Pull out the lines from the one containing "author-name[interactable]: The Motley" through the one containing "avatar[interactable] xyxy=(20,193,56,229)", and reproduce them word for word.

## START RECORD EXCERPTS

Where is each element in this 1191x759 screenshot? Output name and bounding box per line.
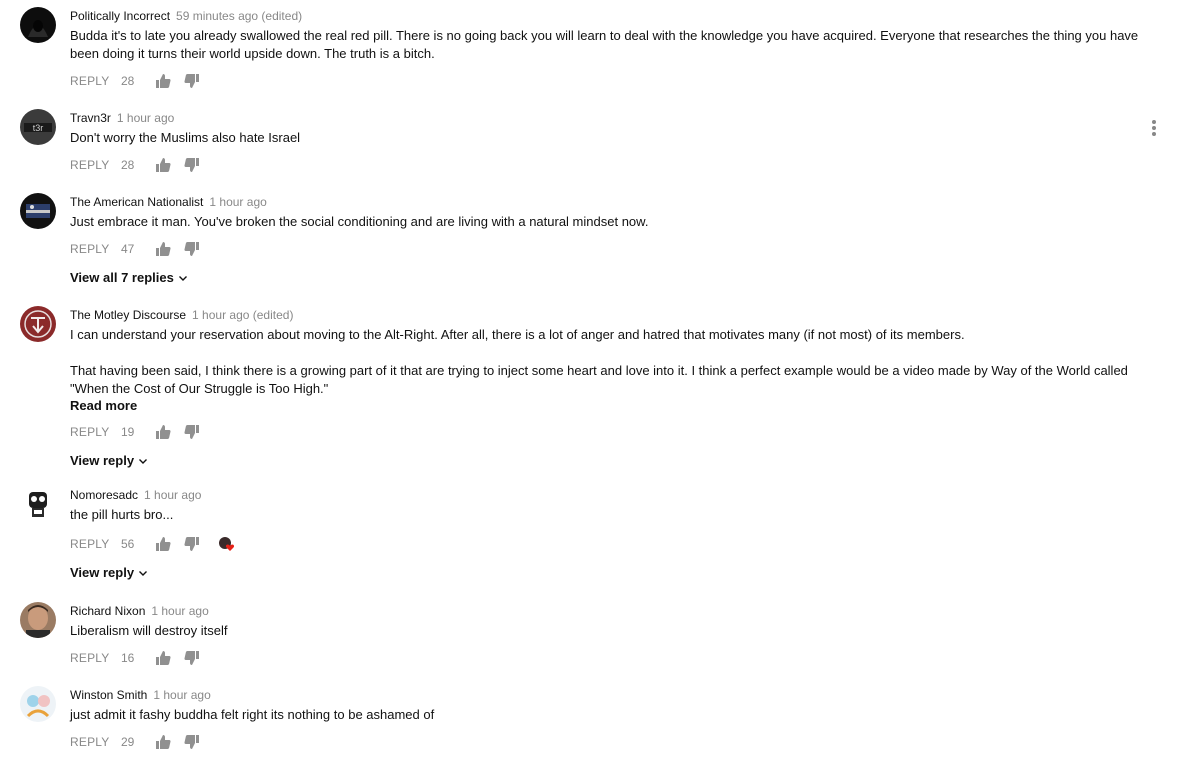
author-name[interactable]: The Motley Discourse xyxy=(70,308,186,322)
thumb-down-icon[interactable] xyxy=(184,157,200,173)
like-count: 29 xyxy=(121,735,135,749)
thumb-down-icon[interactable] xyxy=(184,734,200,750)
thumb-up-icon[interactable] xyxy=(155,157,171,173)
comment-header: Travn3r 1 hour ago xyxy=(70,109,1150,127)
comment-body: Richard Nixon 1 hour ago Liberalism will … xyxy=(70,602,1150,668)
avatar[interactable] xyxy=(20,193,56,229)
author-name[interactable]: The American Nationalist xyxy=(70,195,203,209)
thumb-up-icon[interactable] xyxy=(155,73,171,89)
comment-body: Winston Smith 1 hour ago just admit it fa… xyxy=(70,686,1150,752)
view-replies-button[interactable]: View all 7 replies xyxy=(70,269,188,287)
timestamp[interactable]: 59 minutes ago (edited) xyxy=(176,9,302,23)
author-name[interactable]: Politically Incorrect xyxy=(70,9,170,23)
view-replies-label: View reply xyxy=(70,453,135,468)
reply-button[interactable]: REPLY xyxy=(70,425,110,439)
comment-text: I can understand your reservation about … xyxy=(70,326,1140,398)
avatar[interactable] xyxy=(20,7,56,43)
chevron-down-icon xyxy=(139,571,148,576)
comment-paragraph: I can understand your reservation about … xyxy=(70,327,965,342)
comment-paragraph: Don't worry the Muslims also hate Israel xyxy=(70,130,301,145)
comment-header: The Motley Discourse 1 hour ago (edited) xyxy=(70,306,1150,324)
avatar[interactable] xyxy=(20,602,56,638)
svg-text:t3r: t3r xyxy=(33,123,44,133)
timestamp[interactable]: 1 hour ago (edited) xyxy=(192,308,293,322)
author-name[interactable]: Travn3r xyxy=(70,111,111,125)
avatar[interactable] xyxy=(20,306,56,342)
like-count: 28 xyxy=(121,158,135,172)
comment-header: Winston Smith 1 hour ago xyxy=(70,686,1150,704)
like-count: 47 xyxy=(121,242,135,256)
reply-button[interactable]: REPLY xyxy=(70,242,110,256)
author-name[interactable]: Winston Smith xyxy=(70,688,147,702)
timestamp[interactable]: 1 hour ago xyxy=(151,604,208,618)
comment-actions: REPLY 16 xyxy=(70,648,1150,668)
timestamp[interactable]: 1 hour ago xyxy=(144,488,201,502)
reply-button[interactable]: REPLY xyxy=(70,735,110,749)
thumb-up-icon[interactable] xyxy=(155,241,171,257)
avatar[interactable] xyxy=(20,486,56,522)
comment-text: the pill hurts bro... xyxy=(70,506,1140,524)
author-name[interactable]: Richard Nixon xyxy=(70,604,145,618)
comment-actions: REPLY 56 xyxy=(70,534,1150,554)
view-replies-label: View all 7 replies xyxy=(70,270,174,285)
comment-body: The Motley Discourse 1 hour ago (edited) … xyxy=(70,306,1150,470)
comment-paragraph: just admit it fashy buddha felt right it… xyxy=(70,707,435,722)
comment-paragraph: the pill hurts bro... xyxy=(70,507,174,522)
like-count: 19 xyxy=(121,425,135,439)
thumb-down-icon[interactable] xyxy=(184,424,200,440)
comment-header: Richard Nixon 1 hour ago xyxy=(70,602,1150,620)
comment-text: Budda it's to late you already swallowed… xyxy=(70,27,1140,63)
comment-actions: REPLY 19 xyxy=(70,422,1150,442)
comment-paragraph: Just embrace it man. You've broken the s… xyxy=(70,214,649,229)
chevron-down-icon xyxy=(139,459,148,464)
comment-body: Nomoresadc 1 hour ago the pill hurts bro.… xyxy=(70,486,1150,582)
like-count: 28 xyxy=(121,74,135,88)
thumb-down-icon[interactable] xyxy=(184,73,200,89)
avatar[interactable]: t3r xyxy=(20,109,56,145)
creator-heart-icon xyxy=(218,536,236,552)
reply-button[interactable]: REPLY xyxy=(70,651,110,665)
more-vert-icon[interactable] xyxy=(1148,119,1160,137)
timestamp[interactable]: 1 hour ago xyxy=(153,688,210,702)
comment-text: Don't worry the Muslims also hate Israel xyxy=(70,129,1140,147)
comment-paragraph: That having been said, I think there is … xyxy=(70,363,1128,396)
comment-header: Politically Incorrect 59 minutes ago (edi… xyxy=(70,7,1150,25)
view-replies-label: View reply xyxy=(70,565,135,580)
comment-body: Travn3r 1 hour ago Don't worry the Muslim… xyxy=(70,109,1150,175)
comment-header: The American Nationalist 1 hour ago xyxy=(70,193,1150,211)
view-replies-button[interactable]: View reply xyxy=(70,452,148,470)
reply-button[interactable]: REPLY xyxy=(70,537,110,551)
comment-text: just admit it fashy buddha felt right it… xyxy=(70,706,1140,724)
timestamp[interactable]: 1 hour ago xyxy=(209,195,266,209)
comment-text: Liberalism will destroy itself xyxy=(70,622,1140,640)
thumb-up-icon[interactable] xyxy=(155,536,171,552)
comment-header: Nomoresadc 1 hour ago xyxy=(70,486,1150,504)
thumb-down-icon[interactable] xyxy=(184,536,200,552)
author-name[interactable]: Nomoresadc xyxy=(70,488,138,502)
reply-button[interactable]: REPLY xyxy=(70,74,110,88)
comment-actions: REPLY 47 xyxy=(70,239,1150,259)
comment-actions: REPLY 28 xyxy=(70,71,1150,91)
comment-paragraph: Liberalism will destroy itself xyxy=(70,623,228,638)
comment-body: Politically Incorrect 59 minutes ago (edi… xyxy=(70,7,1150,91)
thumb-down-icon[interactable] xyxy=(184,650,200,666)
like-count: 56 xyxy=(121,537,135,551)
like-count: 16 xyxy=(121,651,135,665)
thumb-up-icon[interactable] xyxy=(155,650,171,666)
view-replies-button[interactable]: View reply xyxy=(70,564,148,582)
chevron-down-icon xyxy=(178,276,187,281)
comment-paragraph: Budda it's to late you already swallowed… xyxy=(70,28,1139,61)
comment-actions: REPLY 28 xyxy=(70,155,1150,175)
comment-text: Just embrace it man. You've broken the s… xyxy=(70,213,1140,231)
thumb-down-icon[interactable] xyxy=(184,241,200,257)
thumb-up-icon[interactable] xyxy=(155,734,171,750)
read-more-link[interactable]: Read more xyxy=(70,397,1150,415)
comment-actions: REPLY 29 xyxy=(70,732,1150,752)
reply-button[interactable]: REPLY xyxy=(70,158,110,172)
timestamp[interactable]: 1 hour ago xyxy=(117,111,174,125)
thumb-up-icon[interactable] xyxy=(155,424,171,440)
avatar[interactable] xyxy=(20,686,56,722)
comment-body: The American Nationalist 1 hour ago Just … xyxy=(70,193,1150,287)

## END RECORD EXCERPTS

CORRECT ANSWER:
author-name[interactable]: The Motley Discourse xyxy=(70,308,186,322)
thumb-down-icon[interactable] xyxy=(184,157,200,173)
like-count: 29 xyxy=(121,735,135,749)
thumb-down-icon[interactable] xyxy=(184,734,200,750)
thumb-up-icon[interactable] xyxy=(155,157,171,173)
comment-header: Travn3r 1 hour ago xyxy=(70,109,1150,127)
comment-body: Richard Nixon 1 hour ago Liberalism will … xyxy=(70,602,1150,668)
avatar[interactable] xyxy=(20,193,56,229)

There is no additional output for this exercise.